### Figure data in JSON
## START

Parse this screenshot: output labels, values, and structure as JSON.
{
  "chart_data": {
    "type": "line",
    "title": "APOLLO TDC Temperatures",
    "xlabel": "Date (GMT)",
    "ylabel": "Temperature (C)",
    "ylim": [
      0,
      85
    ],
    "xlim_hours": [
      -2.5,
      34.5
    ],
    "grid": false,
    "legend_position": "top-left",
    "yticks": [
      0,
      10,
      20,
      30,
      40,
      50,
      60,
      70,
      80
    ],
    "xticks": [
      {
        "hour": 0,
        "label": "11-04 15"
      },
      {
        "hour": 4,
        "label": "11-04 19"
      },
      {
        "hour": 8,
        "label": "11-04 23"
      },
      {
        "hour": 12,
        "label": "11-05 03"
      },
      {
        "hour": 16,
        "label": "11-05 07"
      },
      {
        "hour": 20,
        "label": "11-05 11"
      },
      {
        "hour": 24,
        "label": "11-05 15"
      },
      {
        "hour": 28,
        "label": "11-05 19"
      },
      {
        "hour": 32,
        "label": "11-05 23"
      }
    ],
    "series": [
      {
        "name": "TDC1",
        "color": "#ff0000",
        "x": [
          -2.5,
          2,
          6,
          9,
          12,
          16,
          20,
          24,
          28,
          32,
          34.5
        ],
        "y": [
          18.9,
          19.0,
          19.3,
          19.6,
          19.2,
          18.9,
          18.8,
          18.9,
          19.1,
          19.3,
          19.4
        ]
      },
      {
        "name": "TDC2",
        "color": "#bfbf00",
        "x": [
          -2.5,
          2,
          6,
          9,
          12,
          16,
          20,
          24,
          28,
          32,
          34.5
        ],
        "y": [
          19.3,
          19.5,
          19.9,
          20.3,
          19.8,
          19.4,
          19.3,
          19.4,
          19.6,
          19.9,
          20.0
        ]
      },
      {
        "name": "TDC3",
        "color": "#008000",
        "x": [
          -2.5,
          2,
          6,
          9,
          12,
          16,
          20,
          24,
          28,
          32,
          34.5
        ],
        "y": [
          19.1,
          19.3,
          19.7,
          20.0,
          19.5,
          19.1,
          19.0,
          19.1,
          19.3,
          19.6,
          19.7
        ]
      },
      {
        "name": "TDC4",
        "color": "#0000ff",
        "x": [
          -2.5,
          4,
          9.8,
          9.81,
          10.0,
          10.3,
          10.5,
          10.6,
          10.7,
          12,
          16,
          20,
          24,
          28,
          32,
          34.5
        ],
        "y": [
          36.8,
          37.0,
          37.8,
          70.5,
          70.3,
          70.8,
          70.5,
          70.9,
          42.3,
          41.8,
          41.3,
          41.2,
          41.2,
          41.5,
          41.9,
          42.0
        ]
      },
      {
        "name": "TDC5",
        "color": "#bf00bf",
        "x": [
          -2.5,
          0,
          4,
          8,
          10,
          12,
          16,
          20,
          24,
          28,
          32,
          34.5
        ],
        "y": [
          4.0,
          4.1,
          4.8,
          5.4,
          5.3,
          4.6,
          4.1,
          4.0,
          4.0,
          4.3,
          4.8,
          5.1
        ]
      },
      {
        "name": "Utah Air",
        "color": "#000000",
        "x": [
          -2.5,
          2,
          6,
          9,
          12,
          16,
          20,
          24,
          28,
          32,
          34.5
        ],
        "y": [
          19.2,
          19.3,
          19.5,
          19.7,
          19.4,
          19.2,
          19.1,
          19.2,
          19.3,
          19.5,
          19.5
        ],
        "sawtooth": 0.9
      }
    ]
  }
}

## END

### EXERCISE REQUIREMENTS
Reproduce every record, matching each line exactly.

### FULL ANSWER
Parse this screenshot: output labels, values, and structure as JSON.
{
  "chart_data": {
    "type": "line",
    "title": "APOLLO TDC Temperatures",
    "xlabel": "Date (GMT)",
    "ylabel": "Temperature (C)",
    "ylim": [
      0,
      85
    ],
    "xlim_hours": [
      -2.5,
      34.5
    ],
    "grid": false,
    "legend_position": "top-left",
    "yticks": [
      0,
      10,
      20,
      30,
      40,
      50,
      60,
      70,
      80
    ],
    "xticks": [
      {
        "hour": 0,
        "label": "11-04 15"
      },
      {
        "hour": 4,
        "label": "11-04 19"
      },
      {
        "hour": 8,
        "label": "11-04 23"
      },
      {
        "hour": 12,
        "label": "11-05 03"
      },
      {
        "hour": 16,
        "label": "11-05 07"
      },
      {
        "hour": 20,
        "label": "11-05 11"
      },
      {
        "hour": 24,
        "label": "11-05 15"
      },
      {
        "hour": 28,
        "label": "11-05 19"
      },
      {
        "hour": 32,
        "label": "11-05 23"
      }
    ],
    "series": [
      {
        "name": "TDC1",
        "color": "#ff0000",
        "x": [
          -2.5,
          2,
          6,
          9,
          12,
          16,
          20,
          24,
          28,
          32,
          34.5
        ],
        "y": [
          18.9,
          19.0,
          19.3,
          19.6,
          19.2,
          18.9,
          18.8,
          18.9,
          19.1,
          19.3,
          19.4
        ]
      },
      {
        "name": "TDC2",
        "color": "#bfbf00",
        "x": [
          -2.5,
          2,
          6,
          9,
          12,
          16,
          20,
          24,
          28,
          32,
          34.5
        ],
        "y": [
          19.3,
          19.5,
          19.9,
          20.3,
          19.8,
          19.4,
          19.3,
          19.4,
          19.6,
          19.9,
          20.0
        ]
      },
      {
        "name": "TDC3",
        "color": "#008000",
        "x": [
          -2.5,
          2,
          6,
          9,
          12,
          16,
          20,
          24,
          28,
          32,
          34.5
        ],
        "y": [
          19.1,
          19.3,
          19.7,
          20.0,
          19.5,
          19.1,
          19.0,
          19.1,
          19.3,
          19.6,
          19.7
        ]
      },
      {
        "name": "TDC4",
        "color": "#0000ff",
        "x": [
          -2.5,
          4,
          9.8,
          9.81,
          10.0,
          10.3,
          10.5,
          10.6,
          10.7,
          12,
          16,
          20,
          24,
          28,
          32,
          34.5
        ],
        "y": [
          36.8,
          37.0,
          37.8,
          70.5,
          70.3,
          70.8,
          70.5,
          70.9,
          42.3,
          41.8,
          41.3,
          41.2,
          41.2,
          41.5,
          41.9,
          42.0
        ]
      },
      {
        "name": "TDC5",
        "color": "#bf00bf",
        "x": [
          -2.5,
          0,
          4,
          8,
          10,
          12,
          16,
          20,
          24,
          28,
          32,
          34.5
        ],
        "y": [
          4.0,
          4.1,
          4.8,
          5.4,
          5.3,
          4.6,
          4.1,
          4.0,
          4.0,
          4.3,
          4.8,
          5.1
        ]
      },
      {
        "name": "Utah Air",
        "color": "#000000",
        "x": [
          -2.5,
          2,
          6,
          9,
          12,
          16,
          20,
          24,
          28,
          32,
          34.5
        ],
        "y": [
          19.2,
          19.3,
          19.5,
          19.7,
          19.4,
          19.2,
          19.1,
          19.2,
          19.3,
          19.5,
          19.5
        ],
        "sawtooth": 0.9
      }
    ]
  }
}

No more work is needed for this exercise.